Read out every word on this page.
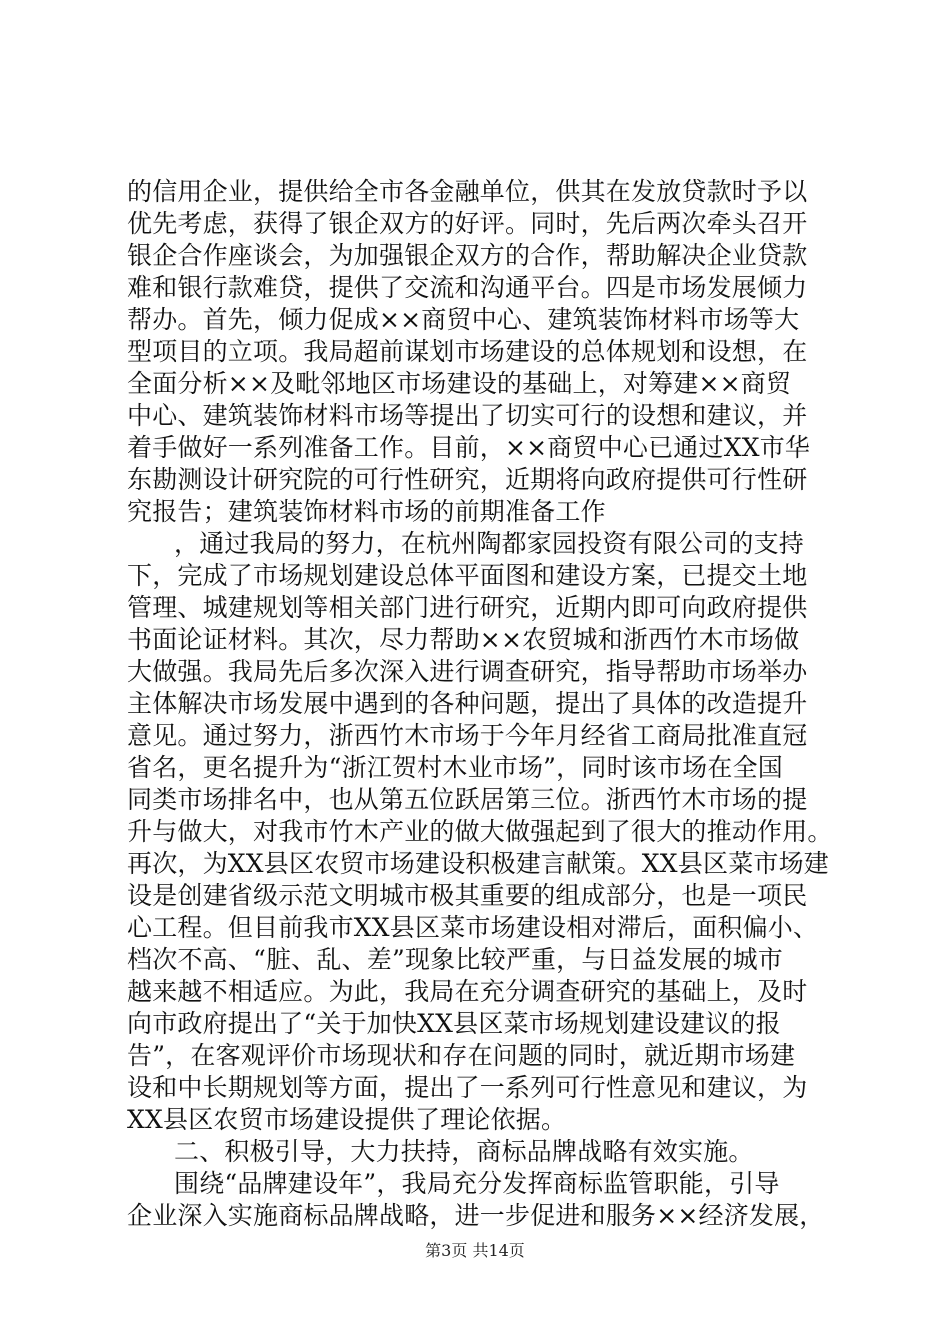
的信用企业，提供给全市各金融单位，供其在发放贷款时予以
优先考虑，获得了银企双方的好评。同时，先后两次牵头召开
银企合作座谈会，为加强银企双方的合作，帮助解决企业贷款
难和银行款难贷，提供了交流和沟通平台。四是市场发展倾力
帮办。首先，倾力促成××商贸中心、建筑装饰材料市场等大
型项目的立项。我局超前谋划市场建设的总体规划和设想，在
全面分析××及毗邻地区市场建设的基础上，对筹建××商贸
中心、建筑装饰材料市场等提出了切实可行的设想和建议，并
着手做好一系列准备工作。目前，××商贸中心已通过XX市华
东勘测设计研究院的可行性研究，近期将向政府提供可行性研
究报告；建筑装饰材料市场的前期准备工作
，通过我局的努力，在杭州陶都家园投资有限公司的支持
下，完成了市场规划建设总体平面图和建设方案，已提交土地
管理、城建规划等相关部门进行研究，近期内即可向政府提供
书面论证材料。其次，尽力帮助××农贸城和浙西竹木市场做
大做强。我局先后多次深入进行调查研究，指导帮助市场举办
主体解决市场发展中遇到的各种问题，提出了具体的改造提升
意见。通过努力，浙西竹木市场于今年月经省工商局批准直冠
省名，更名提升为“浙江贺村木业市场”，同时该市场在全国
同类市场排名中，也从第五位跃居第三位。浙西竹木市场的提
升与做大，对我市竹木产业的做大做强起到了很大的推动作用。
再次，为XX县区农贸市场建设积极建言献策。XX县区菜市场建
设是创建省级示范文明城市极其重要的组成部分，也是一项民
心工程。但目前我市XX县区菜市场建设相对滞后，面积偏小、
档次不高、“脏、乱、差”现象比较严重，与日益发展的城市
越来越不相适应。为此，我局在充分调查研究的基础上，及时
向市政府提出了“关于加快XX县区菜市场规划建设建议的报
告”，在客观评价市场现状和存在问题的同时，就近期市场建
设和中长期规划等方面，提出了一系列可行性意见和建议，为
XX县区农贸市场建设提供了理论依据。
二、积极引导，大力扶持，商标品牌战略有效实施。
围绕“品牌建设年”，我局充分发挥商标监管职能，引导
企业深入实施商标品牌战略，进一步促进和服务××经济发展，
第3页 共14页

.....

## Your task
Write the entries above out in full, exactly, with no images.

## Full solution
Read out every word on this page.
的信用企业，提供给全市各金融单位，供其在发放贷款时予以
优先考虑，获得了银企双方的好评。同时，先后两次牵头召开
银企合作座谈会，为加强银企双方的合作，帮助解决企业贷款
难和银行款难贷，提供了交流和沟通平台。四是市场发展倾力
帮办。首先，倾力促成××商贸中心、建筑装饰材料市场等大
型项目的立项。我局超前谋划市场建设的总体规划和设想，在
全面分析××及毗邻地区市场建设的基础上，对筹建××商贸
中心、建筑装饰材料市场等提出了切实可行的设想和建议，并
着手做好一系列准备工作。目前，××商贸中心已通过XX市华
东勘测设计研究院的可行性研究，近期将向政府提供可行性研
究报告；建筑装饰材料市场的前期准备工作
，通过我局的努力，在杭州陶都家园投资有限公司的支持
下，完成了市场规划建设总体平面图和建设方案，已提交土地
管理、城建规划等相关部门进行研究，近期内即可向政府提供
书面论证材料。其次，尽力帮助××农贸城和浙西竹木市场做
大做强。我局先后多次深入进行调查研究，指导帮助市场举办
主体解决市场发展中遇到的各种问题，提出了具体的改造提升
意见。通过努力，浙西竹木市场于今年月经省工商局批准直冠
省名，更名提升为“浙江贺村木业市场”，同时该市场在全国
同类市场排名中，也从第五位跃居第三位。浙西竹木市场的提
升与做大，对我市竹木产业的做大做强起到了很大的推动作用。
再次，为XX县区农贸市场建设积极建言献策。XX县区菜市场建
设是创建省级示范文明城市极其重要的组成部分，也是一项民
心工程。但目前我市XX县区菜市场建设相对滞后，面积偏小、
档次不高、“脏、乱、差”现象比较严重，与日益发展的城市
越来越不相适应。为此，我局在充分调查研究的基础上，及时
向市政府提出了“关于加快XX县区菜市场规划建设建议的报
告”，在客观评价市场现状和存在问题的同时，就近期市场建
设和中长期规划等方面，提出了一系列可行性意见和建议，为
XX县区农贸市场建设提供了理论依据。
二、积极引导，大力扶持，商标品牌战略有效实施。
围绕“品牌建设年”，我局充分发挥商标监管职能，引导
企业深入实施商标品牌战略，进一步促进和服务××经济发展，
第3页 共14页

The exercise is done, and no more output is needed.